Work out how many lines in the listing below include the word "that"; answer with the number alone.

----

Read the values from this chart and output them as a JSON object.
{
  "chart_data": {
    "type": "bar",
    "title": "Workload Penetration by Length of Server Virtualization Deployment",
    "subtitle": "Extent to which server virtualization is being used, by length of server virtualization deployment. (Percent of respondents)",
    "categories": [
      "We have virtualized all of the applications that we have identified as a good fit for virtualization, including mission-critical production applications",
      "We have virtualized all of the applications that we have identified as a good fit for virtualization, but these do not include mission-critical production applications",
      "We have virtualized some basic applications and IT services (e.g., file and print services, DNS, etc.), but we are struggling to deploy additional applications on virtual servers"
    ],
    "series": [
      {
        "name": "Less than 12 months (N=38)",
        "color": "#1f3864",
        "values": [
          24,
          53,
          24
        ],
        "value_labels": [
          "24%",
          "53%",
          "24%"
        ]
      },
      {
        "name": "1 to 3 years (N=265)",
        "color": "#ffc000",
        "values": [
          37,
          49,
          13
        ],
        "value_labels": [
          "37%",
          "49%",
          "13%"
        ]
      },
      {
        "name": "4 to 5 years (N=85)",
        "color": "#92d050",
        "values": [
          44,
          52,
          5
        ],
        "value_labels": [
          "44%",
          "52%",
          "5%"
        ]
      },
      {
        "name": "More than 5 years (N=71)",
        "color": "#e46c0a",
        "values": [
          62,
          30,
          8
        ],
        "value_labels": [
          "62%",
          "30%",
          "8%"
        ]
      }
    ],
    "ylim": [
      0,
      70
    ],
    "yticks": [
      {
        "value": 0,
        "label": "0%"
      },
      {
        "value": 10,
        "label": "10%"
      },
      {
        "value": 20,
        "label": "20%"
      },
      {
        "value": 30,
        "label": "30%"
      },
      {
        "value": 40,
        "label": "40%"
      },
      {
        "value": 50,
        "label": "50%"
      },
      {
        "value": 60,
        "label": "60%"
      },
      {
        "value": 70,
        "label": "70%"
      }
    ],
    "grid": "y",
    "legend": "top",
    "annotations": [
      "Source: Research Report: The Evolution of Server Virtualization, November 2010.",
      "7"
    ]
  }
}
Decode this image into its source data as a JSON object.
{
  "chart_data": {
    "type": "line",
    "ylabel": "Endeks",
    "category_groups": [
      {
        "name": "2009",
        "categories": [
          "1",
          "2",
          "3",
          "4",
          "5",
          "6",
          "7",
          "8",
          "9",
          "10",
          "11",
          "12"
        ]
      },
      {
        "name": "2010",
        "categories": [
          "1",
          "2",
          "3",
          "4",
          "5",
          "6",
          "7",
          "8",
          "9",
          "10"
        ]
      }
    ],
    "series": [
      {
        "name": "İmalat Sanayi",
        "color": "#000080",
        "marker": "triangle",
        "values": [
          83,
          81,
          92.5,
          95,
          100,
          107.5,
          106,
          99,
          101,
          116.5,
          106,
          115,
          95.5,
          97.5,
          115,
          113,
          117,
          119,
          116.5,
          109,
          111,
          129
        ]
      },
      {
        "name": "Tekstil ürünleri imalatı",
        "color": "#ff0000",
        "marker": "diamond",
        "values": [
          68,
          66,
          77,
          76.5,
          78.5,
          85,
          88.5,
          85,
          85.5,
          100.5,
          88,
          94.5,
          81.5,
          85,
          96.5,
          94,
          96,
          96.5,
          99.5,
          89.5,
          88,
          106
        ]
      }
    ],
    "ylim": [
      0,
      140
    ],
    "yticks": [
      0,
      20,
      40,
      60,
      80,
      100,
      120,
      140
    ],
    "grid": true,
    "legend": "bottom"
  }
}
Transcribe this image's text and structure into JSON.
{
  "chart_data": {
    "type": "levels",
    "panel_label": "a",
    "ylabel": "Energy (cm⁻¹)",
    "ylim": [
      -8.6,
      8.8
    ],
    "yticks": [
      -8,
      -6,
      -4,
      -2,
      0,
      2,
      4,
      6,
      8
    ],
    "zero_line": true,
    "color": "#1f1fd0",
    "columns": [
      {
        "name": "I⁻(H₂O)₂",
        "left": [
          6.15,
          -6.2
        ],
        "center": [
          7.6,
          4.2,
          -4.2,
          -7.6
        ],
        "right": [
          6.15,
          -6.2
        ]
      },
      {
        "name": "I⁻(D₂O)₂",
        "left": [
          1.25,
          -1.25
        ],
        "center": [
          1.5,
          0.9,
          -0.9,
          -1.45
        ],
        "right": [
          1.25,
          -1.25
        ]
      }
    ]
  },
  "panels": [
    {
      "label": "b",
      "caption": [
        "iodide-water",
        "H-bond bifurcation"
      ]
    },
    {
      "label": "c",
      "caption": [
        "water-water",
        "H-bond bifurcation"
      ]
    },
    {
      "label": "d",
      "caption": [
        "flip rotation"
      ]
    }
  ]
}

----

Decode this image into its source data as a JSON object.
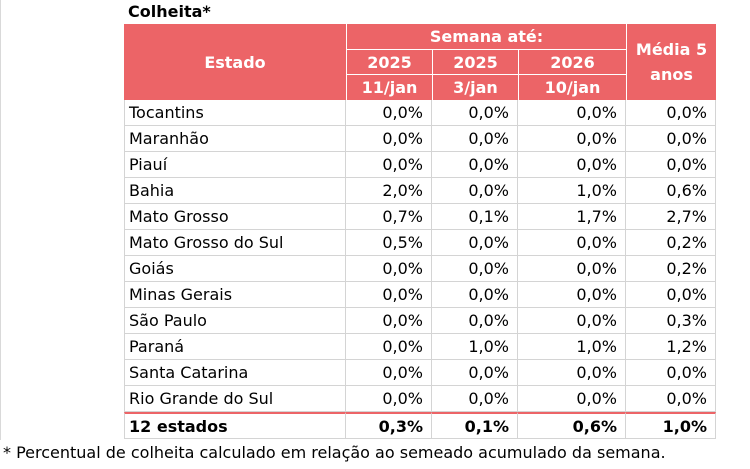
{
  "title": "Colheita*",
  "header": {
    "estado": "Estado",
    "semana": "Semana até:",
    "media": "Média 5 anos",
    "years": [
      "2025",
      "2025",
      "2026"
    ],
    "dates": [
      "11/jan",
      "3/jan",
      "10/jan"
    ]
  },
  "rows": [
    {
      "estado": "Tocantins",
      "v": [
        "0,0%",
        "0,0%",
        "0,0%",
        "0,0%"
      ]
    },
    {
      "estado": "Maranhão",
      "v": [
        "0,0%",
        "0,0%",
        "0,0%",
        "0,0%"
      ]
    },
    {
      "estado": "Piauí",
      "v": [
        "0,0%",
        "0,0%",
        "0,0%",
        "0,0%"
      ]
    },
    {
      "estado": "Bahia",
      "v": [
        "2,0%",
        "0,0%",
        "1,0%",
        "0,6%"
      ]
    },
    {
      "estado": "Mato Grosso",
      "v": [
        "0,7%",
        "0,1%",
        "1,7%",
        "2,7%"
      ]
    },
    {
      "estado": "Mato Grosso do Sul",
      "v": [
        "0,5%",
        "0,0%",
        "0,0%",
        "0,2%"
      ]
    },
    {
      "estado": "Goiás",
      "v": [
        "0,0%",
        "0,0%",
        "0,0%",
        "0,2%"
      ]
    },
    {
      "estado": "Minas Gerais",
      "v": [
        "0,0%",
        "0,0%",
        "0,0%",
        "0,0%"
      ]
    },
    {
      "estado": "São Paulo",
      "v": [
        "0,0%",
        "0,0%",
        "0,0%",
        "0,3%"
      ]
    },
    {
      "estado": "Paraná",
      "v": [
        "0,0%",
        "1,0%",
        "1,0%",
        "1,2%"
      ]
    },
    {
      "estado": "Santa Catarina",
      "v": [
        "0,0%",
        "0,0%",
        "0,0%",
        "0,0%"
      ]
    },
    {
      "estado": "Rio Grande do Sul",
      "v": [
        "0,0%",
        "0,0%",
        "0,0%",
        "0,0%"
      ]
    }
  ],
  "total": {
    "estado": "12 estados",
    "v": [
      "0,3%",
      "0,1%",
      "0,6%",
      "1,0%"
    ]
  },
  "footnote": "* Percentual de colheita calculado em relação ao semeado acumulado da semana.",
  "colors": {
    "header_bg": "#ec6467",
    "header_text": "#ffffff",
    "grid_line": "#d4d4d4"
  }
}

----

THE ANSWER — 2